_Problem to solve_: Copy each line of the entries that contains the word "icon".

_Records for the exercise_:
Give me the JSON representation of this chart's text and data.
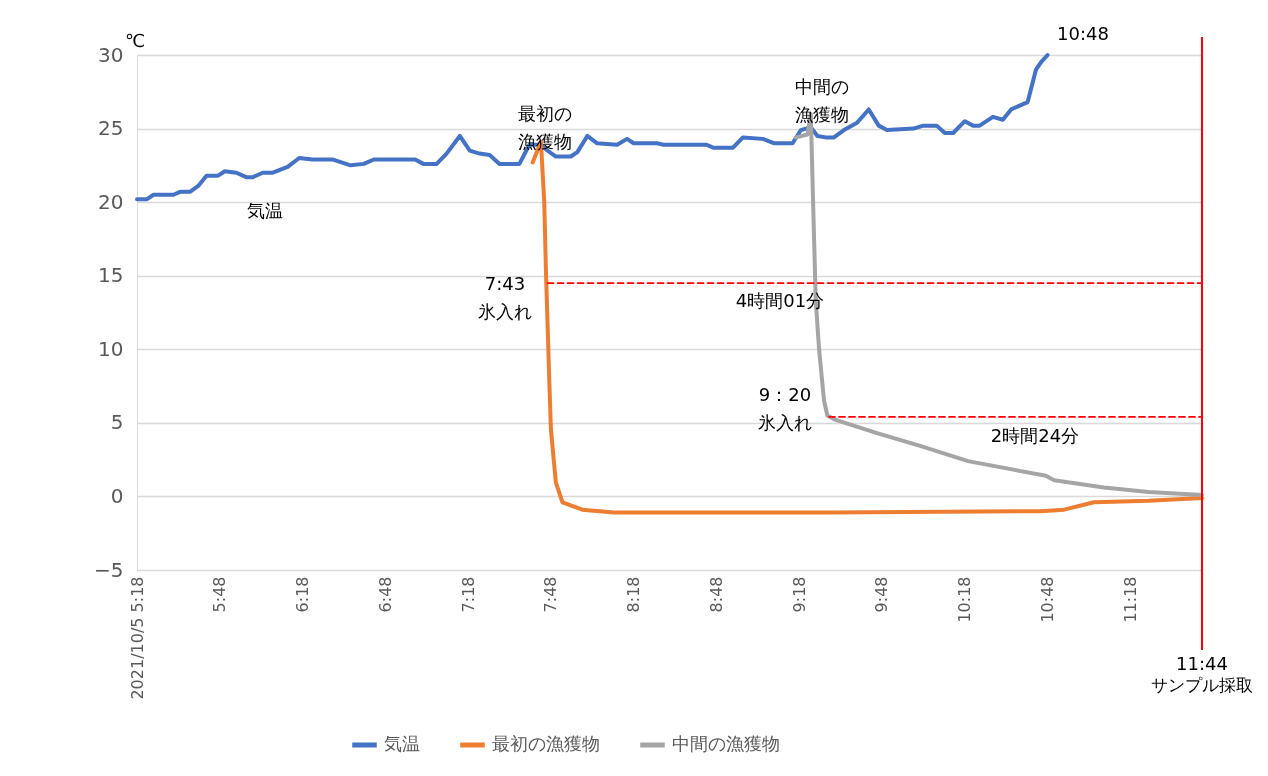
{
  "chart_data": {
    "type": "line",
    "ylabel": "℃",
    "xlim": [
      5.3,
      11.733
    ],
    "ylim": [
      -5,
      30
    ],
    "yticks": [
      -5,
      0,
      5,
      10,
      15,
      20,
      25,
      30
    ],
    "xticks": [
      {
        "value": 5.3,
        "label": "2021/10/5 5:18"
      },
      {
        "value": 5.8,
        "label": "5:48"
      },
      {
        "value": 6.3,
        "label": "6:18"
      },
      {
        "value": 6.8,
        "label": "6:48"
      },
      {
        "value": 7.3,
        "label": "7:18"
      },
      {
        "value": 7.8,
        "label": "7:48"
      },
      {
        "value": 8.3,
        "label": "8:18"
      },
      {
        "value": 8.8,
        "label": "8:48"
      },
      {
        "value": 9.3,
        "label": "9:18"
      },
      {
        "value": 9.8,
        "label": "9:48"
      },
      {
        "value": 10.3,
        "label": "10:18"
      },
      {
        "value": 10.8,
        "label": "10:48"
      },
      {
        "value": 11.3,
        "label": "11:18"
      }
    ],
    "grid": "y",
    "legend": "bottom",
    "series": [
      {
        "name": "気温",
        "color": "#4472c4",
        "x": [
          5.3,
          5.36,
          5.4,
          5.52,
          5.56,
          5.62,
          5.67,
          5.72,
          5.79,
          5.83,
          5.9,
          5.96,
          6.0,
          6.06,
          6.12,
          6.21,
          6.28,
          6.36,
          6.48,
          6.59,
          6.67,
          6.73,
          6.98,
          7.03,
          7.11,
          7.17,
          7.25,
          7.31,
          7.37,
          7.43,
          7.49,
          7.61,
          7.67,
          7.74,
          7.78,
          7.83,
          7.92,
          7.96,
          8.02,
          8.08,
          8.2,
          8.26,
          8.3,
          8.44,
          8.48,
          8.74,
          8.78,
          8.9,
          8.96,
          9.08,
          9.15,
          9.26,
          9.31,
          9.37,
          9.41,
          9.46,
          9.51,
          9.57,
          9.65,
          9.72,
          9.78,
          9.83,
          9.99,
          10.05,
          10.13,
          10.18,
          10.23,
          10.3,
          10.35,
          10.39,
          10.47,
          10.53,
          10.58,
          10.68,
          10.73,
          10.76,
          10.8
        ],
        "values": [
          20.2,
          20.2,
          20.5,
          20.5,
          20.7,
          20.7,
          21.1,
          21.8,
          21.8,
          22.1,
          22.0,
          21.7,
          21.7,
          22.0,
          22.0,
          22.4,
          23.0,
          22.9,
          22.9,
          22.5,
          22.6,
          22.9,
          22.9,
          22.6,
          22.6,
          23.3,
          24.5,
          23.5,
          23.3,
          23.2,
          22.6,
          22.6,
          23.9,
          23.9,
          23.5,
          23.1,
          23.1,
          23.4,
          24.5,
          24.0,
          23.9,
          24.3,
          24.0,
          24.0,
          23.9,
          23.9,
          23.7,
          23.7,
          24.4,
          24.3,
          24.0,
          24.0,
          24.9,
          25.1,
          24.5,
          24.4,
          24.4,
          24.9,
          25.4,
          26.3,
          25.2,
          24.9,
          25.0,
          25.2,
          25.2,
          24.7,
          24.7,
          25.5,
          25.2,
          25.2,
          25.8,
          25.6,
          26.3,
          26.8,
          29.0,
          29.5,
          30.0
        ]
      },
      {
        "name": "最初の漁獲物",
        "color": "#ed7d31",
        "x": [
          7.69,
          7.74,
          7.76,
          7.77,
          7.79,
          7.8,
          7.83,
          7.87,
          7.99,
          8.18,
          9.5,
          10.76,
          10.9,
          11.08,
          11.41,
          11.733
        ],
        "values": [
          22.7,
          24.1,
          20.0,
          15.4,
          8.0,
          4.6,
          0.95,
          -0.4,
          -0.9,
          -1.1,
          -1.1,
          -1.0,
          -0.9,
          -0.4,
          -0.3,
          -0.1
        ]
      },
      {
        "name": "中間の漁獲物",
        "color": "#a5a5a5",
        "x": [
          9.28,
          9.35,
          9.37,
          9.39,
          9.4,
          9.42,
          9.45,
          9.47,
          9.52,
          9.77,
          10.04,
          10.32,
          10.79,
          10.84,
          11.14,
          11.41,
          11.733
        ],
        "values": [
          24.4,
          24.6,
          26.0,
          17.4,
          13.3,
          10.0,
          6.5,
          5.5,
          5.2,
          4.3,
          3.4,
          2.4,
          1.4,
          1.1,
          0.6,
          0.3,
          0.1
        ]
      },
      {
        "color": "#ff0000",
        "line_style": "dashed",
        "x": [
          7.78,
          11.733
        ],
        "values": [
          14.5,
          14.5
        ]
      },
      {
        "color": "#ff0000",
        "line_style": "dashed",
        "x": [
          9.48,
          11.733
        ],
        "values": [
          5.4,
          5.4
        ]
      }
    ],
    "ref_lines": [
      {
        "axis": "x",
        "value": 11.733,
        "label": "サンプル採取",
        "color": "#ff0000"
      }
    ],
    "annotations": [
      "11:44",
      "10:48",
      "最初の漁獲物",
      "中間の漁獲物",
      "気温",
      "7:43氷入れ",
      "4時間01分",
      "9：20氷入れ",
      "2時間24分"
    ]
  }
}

==

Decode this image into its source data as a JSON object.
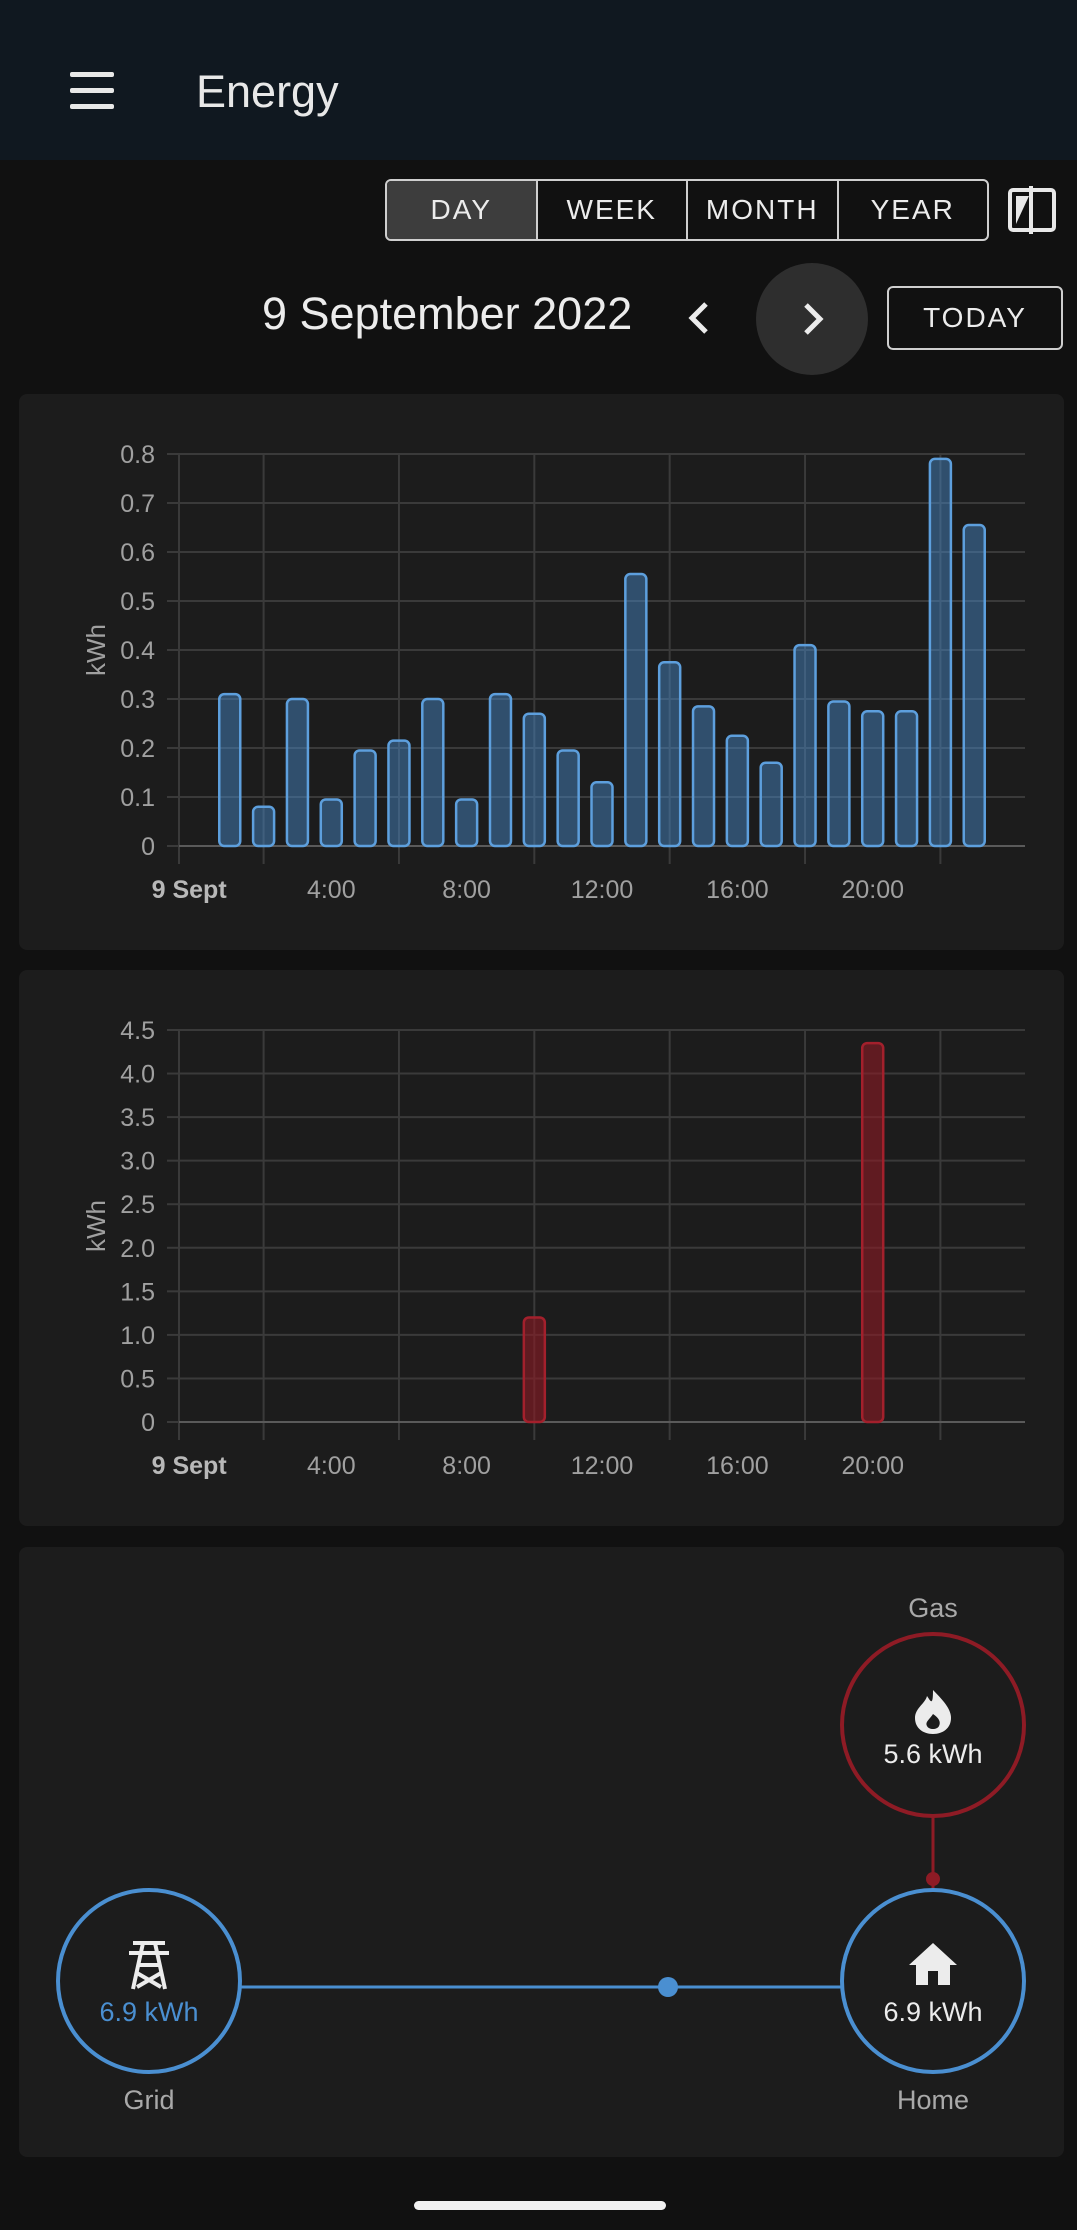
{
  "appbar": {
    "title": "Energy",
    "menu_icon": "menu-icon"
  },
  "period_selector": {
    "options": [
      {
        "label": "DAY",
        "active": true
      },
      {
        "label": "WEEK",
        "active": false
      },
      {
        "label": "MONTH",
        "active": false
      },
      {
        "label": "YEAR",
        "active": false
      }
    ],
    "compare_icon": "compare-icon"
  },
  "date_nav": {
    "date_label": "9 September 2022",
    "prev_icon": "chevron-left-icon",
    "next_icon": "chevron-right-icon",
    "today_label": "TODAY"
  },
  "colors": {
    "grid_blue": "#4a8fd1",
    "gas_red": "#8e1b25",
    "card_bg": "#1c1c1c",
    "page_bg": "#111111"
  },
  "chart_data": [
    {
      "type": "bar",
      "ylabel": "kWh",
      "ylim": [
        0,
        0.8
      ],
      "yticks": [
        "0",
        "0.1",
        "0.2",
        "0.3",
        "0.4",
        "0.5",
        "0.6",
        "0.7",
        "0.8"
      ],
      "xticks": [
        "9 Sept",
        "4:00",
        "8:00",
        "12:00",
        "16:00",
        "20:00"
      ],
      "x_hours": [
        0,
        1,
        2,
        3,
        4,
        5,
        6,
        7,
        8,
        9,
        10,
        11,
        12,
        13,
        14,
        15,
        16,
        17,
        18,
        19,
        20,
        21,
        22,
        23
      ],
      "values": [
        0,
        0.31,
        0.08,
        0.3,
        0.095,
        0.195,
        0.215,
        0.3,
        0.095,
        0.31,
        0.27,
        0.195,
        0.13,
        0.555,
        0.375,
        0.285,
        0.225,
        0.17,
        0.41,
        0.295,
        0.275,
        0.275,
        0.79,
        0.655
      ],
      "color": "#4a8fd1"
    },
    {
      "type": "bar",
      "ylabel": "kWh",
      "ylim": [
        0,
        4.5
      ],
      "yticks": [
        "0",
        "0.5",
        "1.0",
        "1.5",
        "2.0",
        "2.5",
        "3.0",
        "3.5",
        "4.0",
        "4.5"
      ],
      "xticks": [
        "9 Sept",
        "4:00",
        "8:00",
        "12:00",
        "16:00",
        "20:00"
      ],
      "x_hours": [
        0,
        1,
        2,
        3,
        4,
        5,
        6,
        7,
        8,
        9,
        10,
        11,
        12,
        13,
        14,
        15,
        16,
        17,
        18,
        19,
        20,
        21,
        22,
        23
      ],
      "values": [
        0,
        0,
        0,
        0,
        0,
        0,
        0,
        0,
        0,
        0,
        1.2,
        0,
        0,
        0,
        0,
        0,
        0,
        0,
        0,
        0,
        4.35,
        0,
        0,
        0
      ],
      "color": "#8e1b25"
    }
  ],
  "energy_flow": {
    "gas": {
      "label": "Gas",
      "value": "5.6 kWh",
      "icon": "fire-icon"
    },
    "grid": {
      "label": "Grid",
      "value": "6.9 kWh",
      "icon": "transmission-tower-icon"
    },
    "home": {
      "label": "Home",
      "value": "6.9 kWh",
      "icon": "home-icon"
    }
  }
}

_Answer_:
    "menu_icon": "menu-icon"
    "compare_icon": "compare-icon"
    "prev_icon": "chevron-left-icon",
    "next_icon": "chevron-right-icon",
      "icon": "fire-icon"
      "icon": "transmission-tower-icon"
      "icon": "home-icon"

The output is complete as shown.